Transcribe the material verbatim in full; the pictures do not belong in the copy.

↓↓↓

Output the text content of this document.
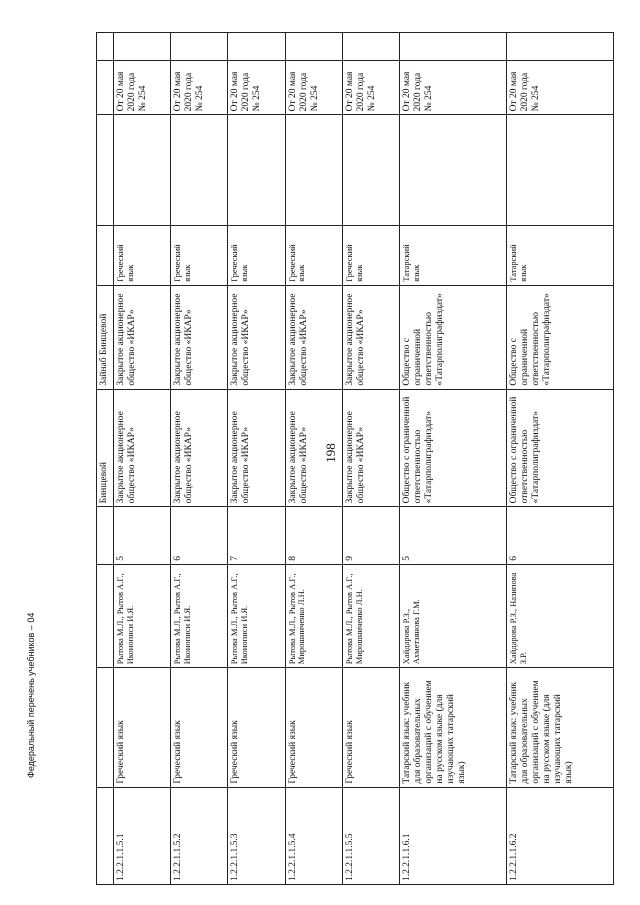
198
Федеральный перечень учебников – 04
				Бинщевой	Зайнаб Бинщевой				
1.2.2.1.1.5.1	Греческий язык	Рытова М.Л., Рытов А.Г., Иконописи И.Я.	5	Закрытое акционерное общество «ИКАР»	Закрытое акционерное общество «ИКАР»	Греческий язык		От 20 мая 2020 года № 254	
1.2.2.1.1.5.2	Греческий язык	Рытова М.Л., Рытов А.Г., Иконописи И.Я.	6	Закрытое акционерное общество «ИКАР»	Закрытое акционерное общество «ИКАР»	Греческий язык		От 20 мая 2020 года № 254	
1.2.2.1.1.5.3	Греческий язык	Рытова М.Л., Рытов А.Г., Иконописи И.Я.	7	Закрытое акционерное общество «ИКАР»	Закрытое акционерное общество «ИКАР»	Греческий язык		От 20 мая 2020 года № 254	
1.2.2.1.1.5.4	Греческий язык	Рытова М.Л., Рытов А.Г., Мирошниченко Л.Н.	8	Закрытое акционерное общество «ИКАР»	Закрытое акционерное общество «ИКАР»	Греческий язык		От 20 мая 2020 года № 254	
1.2.2.1.1.5.5	Греческий язык	Рытова М.Л., Рытов А.Г., Мирошниченко Л.Н.	9	Закрытое акционерное общество «ИКАР»	Закрытое акционерное общество «ИКАР»	Греческий язык		От 20 мая 2020 года № 254	
1.2.2.1.1.6.1	Татарский язык: учебник для образовательных организаций с обучением на русском языке (для изучающих татарский язык)	Хайдарова Р.З., Ахметзянова Г.М.	5	Общество с ограниченной ответственностью «Татарполиграфиздат»	Общество с ограниченной ответственностью «Татарполиграфиздат»	Татарский язык		От 20 мая 2020 года № 254	
1.2.2.1.1.6.2	Татарский язык: учебник для образовательных организаций с обучением на русском языке (для изучающих татарский язык)	Хайдарова Р.З., Назипова З.Р.	6	Общество с ограниченной ответственностью «Татарполиграфиздат»	Общество с ограниченной ответственностью «Татарполиграфиздат»	Татарский язык		От 20 мая 2020 года № 254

↑↑↑

--- Answer to the problem ---
Output the text content of this document.
198
Федеральный перечень учебников – 04
				Бинщевой	Зайнаб Бинщевой				
1.2.2.1.1.5.1	Греческий язык	Рытова М.Л., Рытов А.Г., Иконописи И.Я.	5	Закрытое акционерное общество «ИКАР»	Закрытое акционерное общество «ИКАР»	Греческий язык		От 20 мая 2020 года № 254	
1.2.2.1.1.5.2	Греческий язык	Рытова М.Л., Рытов А.Г., Иконописи И.Я.	6	Закрытое акционерное общество «ИКАР»	Закрытое акционерное общество «ИКАР»	Греческий язык		От 20 мая 2020 года № 254	
1.2.2.1.1.5.3	Греческий язык	Рытова М.Л., Рытов А.Г., Иконописи И.Я.	7	Закрытое акционерное общество «ИКАР»	Закрытое акционерное общество «ИКАР»	Греческий язык		От 20 мая 2020 года № 254	
1.2.2.1.1.5.4	Греческий язык	Рытова М.Л., Рытов А.Г., Мирошниченко Л.Н.	8	Закрытое акционерное общество «ИКАР»	Закрытое акционерное общество «ИКАР»	Греческий язык		От 20 мая 2020 года № 254	
1.2.2.1.1.5.5	Греческий язык	Рытова М.Л., Рытов А.Г., Мирошниченко Л.Н.	9	Закрытое акционерное общество «ИКАР»	Закрытое акционерное общество «ИКАР»	Греческий язык		От 20 мая 2020 года № 254	
1.2.2.1.1.6.1	Татарский язык: учебник для образовательных организаций с обучением на русском языке (для изучающих татарский язык)	Хайдарова Р.З., Ахметзянова Г.М.	5	Общество с ограниченной ответственностью «Татарполиграфиздат»	Общество с ограниченной ответственностью «Татарполиграфиздат»	Татарский язык		От 20 мая 2020 года № 254	
1.2.2.1.1.6.2	Татарский язык: учебник для образовательных организаций с обучением на русском языке (для изучающих татарский язык)	Хайдарова Р.З., Назипова З.Р.	6	Общество с ограниченной ответственностью «Татарполиграфиздат»	Общество с ограниченной ответственностью «Татарполиграфиздат»	Татарский язык		От 20 мая 2020 года № 254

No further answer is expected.